_What you need to do_
Using the listing below, report all lines holding the word "indagine".

_Extracted material_
## BEGIN

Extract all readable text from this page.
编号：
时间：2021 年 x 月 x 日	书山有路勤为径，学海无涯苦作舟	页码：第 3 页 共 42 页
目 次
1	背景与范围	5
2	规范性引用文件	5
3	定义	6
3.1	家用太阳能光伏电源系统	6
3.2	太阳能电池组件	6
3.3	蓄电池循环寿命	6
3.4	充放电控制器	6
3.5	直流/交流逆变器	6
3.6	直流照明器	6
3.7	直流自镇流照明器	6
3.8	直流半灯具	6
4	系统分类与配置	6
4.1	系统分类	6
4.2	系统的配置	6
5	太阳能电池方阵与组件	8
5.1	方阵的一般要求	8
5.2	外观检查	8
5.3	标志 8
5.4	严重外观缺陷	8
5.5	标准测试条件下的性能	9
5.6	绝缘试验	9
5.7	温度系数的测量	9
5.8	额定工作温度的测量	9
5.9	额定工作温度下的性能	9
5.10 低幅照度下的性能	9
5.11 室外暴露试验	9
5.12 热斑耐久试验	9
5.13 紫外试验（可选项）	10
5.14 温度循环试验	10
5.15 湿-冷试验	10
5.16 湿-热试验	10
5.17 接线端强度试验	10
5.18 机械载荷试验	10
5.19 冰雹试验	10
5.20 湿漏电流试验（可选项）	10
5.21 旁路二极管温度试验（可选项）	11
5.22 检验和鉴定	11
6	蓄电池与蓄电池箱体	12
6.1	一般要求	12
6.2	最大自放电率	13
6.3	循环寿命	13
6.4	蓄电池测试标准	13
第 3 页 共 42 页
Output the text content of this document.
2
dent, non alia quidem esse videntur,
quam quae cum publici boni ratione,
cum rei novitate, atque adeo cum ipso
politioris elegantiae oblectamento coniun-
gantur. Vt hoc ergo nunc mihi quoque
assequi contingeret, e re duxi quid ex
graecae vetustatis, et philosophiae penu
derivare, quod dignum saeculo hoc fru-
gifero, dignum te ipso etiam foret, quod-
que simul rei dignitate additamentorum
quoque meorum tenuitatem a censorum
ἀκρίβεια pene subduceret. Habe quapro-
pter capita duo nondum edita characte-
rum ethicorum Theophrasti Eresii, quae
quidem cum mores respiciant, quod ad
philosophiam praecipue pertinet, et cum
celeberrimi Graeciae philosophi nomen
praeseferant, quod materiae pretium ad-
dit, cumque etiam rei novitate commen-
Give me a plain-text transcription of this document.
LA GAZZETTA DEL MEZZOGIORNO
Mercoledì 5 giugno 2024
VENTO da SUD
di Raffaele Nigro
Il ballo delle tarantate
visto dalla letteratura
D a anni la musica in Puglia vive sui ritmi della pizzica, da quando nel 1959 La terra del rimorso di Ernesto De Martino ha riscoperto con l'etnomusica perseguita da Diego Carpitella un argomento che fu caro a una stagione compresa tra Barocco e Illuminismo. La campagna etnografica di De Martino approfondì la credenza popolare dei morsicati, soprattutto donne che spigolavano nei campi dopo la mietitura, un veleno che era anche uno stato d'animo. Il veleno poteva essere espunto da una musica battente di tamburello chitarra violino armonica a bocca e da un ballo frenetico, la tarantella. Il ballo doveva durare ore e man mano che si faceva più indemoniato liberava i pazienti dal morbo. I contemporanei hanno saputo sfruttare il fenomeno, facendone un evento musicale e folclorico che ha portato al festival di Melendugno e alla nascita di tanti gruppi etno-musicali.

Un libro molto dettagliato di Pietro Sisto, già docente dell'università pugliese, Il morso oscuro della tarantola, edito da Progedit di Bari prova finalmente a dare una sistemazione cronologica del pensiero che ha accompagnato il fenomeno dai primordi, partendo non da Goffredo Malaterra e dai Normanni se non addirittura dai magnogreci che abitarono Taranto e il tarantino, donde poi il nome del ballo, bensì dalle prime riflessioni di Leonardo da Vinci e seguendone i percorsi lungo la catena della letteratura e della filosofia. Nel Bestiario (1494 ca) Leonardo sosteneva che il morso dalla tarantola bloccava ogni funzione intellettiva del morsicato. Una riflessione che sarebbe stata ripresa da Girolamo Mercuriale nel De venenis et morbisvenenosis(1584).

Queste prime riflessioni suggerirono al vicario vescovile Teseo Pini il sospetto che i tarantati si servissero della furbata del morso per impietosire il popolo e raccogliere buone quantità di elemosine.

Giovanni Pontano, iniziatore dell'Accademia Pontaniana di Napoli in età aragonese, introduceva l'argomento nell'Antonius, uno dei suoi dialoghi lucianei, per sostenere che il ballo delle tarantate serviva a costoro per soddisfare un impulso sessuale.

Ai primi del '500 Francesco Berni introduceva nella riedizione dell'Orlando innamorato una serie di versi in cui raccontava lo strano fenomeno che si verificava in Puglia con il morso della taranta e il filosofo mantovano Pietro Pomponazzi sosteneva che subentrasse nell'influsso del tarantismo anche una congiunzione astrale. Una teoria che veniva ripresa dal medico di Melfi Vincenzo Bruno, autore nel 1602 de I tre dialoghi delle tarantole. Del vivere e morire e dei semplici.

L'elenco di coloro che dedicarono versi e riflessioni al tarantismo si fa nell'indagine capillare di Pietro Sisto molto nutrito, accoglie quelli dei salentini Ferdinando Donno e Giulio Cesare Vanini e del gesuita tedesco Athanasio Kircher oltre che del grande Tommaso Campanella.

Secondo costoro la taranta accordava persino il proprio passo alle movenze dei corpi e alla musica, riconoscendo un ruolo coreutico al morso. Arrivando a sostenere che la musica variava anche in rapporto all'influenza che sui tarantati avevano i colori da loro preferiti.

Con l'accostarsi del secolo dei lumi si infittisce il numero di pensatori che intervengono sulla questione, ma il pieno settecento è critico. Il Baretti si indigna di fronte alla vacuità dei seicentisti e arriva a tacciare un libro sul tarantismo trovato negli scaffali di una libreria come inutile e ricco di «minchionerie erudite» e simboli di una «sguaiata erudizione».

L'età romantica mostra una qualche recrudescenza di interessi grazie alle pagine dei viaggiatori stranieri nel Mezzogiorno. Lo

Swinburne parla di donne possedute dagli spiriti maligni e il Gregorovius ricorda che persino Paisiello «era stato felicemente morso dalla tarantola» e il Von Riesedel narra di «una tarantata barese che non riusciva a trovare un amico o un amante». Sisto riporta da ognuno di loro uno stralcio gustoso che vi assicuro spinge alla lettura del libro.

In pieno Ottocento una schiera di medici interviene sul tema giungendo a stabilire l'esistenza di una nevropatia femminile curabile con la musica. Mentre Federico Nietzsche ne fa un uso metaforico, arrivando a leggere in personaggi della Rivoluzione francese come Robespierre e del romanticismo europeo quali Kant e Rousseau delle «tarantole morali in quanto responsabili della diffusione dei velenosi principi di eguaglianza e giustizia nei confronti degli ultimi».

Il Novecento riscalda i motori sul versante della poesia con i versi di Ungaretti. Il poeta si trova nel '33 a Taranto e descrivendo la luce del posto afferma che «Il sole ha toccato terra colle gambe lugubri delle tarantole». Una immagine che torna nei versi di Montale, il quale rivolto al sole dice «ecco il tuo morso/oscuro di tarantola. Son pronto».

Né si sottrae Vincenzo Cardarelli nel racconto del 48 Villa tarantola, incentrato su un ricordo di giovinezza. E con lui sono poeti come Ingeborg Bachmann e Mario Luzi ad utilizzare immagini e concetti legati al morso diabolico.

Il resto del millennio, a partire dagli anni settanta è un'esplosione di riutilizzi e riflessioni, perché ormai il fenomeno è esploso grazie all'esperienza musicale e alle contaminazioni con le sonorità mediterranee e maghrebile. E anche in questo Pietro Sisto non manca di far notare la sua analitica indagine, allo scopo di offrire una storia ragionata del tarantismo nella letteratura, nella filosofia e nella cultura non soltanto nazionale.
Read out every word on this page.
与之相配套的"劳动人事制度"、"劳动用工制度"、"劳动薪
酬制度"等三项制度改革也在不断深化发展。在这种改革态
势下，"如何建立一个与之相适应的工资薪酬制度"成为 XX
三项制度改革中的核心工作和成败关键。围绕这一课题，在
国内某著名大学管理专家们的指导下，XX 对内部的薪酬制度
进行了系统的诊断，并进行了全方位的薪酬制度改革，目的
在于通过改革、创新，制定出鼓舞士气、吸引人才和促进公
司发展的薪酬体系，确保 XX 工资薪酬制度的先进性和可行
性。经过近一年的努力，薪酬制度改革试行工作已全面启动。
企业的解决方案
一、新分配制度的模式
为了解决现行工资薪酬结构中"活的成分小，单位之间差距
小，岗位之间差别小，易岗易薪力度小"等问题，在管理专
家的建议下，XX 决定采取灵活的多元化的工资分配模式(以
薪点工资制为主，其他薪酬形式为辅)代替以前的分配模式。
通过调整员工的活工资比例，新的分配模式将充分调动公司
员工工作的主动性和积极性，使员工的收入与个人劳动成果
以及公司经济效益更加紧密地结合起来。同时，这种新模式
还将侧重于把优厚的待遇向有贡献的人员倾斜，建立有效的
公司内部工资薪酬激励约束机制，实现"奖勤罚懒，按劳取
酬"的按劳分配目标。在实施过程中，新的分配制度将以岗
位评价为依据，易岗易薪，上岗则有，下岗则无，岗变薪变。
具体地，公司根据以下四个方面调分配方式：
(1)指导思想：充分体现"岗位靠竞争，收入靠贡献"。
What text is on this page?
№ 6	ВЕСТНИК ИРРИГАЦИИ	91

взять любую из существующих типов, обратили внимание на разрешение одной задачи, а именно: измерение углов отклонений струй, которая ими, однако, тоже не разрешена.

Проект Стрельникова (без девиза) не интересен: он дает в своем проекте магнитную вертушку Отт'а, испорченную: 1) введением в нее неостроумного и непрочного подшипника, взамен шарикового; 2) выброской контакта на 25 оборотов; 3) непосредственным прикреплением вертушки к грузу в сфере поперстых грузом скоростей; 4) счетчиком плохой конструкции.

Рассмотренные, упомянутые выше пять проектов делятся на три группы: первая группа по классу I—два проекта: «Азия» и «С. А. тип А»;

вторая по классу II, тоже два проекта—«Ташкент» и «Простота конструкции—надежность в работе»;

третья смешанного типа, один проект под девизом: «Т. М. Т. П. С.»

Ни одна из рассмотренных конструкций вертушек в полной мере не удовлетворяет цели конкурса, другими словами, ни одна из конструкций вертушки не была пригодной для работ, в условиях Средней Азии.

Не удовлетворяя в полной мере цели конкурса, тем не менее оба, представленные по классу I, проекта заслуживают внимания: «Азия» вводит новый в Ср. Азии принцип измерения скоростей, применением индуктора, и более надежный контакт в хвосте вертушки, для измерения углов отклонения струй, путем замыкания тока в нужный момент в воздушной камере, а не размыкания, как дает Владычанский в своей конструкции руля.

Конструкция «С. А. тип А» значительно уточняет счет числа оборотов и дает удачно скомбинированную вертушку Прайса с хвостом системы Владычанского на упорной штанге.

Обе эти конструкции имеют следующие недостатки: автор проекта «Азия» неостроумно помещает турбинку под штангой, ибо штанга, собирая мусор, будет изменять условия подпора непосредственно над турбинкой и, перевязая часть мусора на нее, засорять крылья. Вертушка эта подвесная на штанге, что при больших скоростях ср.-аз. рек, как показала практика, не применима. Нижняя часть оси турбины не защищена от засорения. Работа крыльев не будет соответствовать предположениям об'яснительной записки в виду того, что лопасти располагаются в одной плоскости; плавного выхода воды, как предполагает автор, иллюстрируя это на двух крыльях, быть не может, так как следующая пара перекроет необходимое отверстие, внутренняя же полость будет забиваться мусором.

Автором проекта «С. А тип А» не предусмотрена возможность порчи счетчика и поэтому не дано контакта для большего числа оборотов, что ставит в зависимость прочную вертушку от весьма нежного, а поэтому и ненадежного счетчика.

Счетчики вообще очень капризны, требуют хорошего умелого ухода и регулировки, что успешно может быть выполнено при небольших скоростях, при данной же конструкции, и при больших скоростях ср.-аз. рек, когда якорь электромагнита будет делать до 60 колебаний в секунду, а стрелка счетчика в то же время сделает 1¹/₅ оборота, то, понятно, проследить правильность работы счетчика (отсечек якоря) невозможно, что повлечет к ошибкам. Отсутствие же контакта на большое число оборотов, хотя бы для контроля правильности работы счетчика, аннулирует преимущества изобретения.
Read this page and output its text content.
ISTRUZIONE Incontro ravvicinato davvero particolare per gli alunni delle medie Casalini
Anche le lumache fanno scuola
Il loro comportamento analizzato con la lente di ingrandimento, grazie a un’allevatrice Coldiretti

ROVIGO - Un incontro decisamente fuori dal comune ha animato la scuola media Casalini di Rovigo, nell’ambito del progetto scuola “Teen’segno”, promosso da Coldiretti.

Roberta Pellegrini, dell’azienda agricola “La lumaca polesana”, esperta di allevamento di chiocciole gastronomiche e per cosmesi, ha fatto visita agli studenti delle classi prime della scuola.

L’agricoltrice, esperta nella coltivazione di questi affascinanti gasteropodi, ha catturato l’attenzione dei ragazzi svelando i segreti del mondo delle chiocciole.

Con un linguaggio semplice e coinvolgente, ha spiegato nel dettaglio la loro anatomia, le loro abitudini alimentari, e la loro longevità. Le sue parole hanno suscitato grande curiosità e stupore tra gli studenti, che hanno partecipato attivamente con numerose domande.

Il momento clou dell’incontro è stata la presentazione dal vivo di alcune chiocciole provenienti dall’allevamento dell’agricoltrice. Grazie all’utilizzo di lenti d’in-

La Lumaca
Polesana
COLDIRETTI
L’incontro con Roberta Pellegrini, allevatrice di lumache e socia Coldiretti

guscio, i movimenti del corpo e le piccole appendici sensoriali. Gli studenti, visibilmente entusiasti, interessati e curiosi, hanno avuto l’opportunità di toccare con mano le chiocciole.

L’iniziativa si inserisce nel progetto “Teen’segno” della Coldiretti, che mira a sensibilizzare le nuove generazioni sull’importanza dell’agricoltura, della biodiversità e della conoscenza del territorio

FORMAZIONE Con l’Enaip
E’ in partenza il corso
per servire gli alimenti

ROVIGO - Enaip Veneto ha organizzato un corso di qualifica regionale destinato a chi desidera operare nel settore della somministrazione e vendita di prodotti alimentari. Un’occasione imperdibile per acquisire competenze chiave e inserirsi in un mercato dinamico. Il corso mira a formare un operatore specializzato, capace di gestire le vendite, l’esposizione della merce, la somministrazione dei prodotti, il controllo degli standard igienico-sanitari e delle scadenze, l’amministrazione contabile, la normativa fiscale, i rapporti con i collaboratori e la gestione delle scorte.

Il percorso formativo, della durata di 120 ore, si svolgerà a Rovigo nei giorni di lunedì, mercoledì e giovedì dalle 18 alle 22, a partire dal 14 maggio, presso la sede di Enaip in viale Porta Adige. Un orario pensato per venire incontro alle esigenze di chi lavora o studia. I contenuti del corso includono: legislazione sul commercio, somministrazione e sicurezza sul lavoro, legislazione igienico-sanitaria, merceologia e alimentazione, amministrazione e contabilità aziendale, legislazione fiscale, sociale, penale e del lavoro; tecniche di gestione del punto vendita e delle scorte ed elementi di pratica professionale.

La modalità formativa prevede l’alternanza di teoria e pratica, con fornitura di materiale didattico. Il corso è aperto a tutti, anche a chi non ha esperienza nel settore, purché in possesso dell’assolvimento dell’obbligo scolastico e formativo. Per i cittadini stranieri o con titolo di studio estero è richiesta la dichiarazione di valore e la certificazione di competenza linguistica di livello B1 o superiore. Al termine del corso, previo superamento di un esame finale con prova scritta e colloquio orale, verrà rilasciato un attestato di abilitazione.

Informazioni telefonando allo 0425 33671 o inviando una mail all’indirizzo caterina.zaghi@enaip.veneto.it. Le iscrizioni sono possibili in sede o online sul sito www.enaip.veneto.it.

## END

_Task response_
L'elenco di coloro che dedicarono versi e riflessioni al tarantismo si fa nell'indagine capillare di Pietro Sisto molto nutrito, accoglie quelli dei salentini Ferdinando Donno e Giulio Cesare Vanini e del gesuita tedesco Athanasio Kircher oltre che del grande Tommaso Campanella.
Il resto del millennio, a partire dagli anni settanta è un'esplosione di riutilizzi e riflessioni, perché ormai il fenomeno è esploso grazie all'esperienza musicale e alle contaminazioni con le sonorità mediterranee e maghrebile. E anche in questo Pietro Sisto non manca di far notare la sua analitica indagine, allo scopo di offrire una storia ragionata del tarantismo nella letteratura, nella filosofia e nella cultura non soltanto nazionale.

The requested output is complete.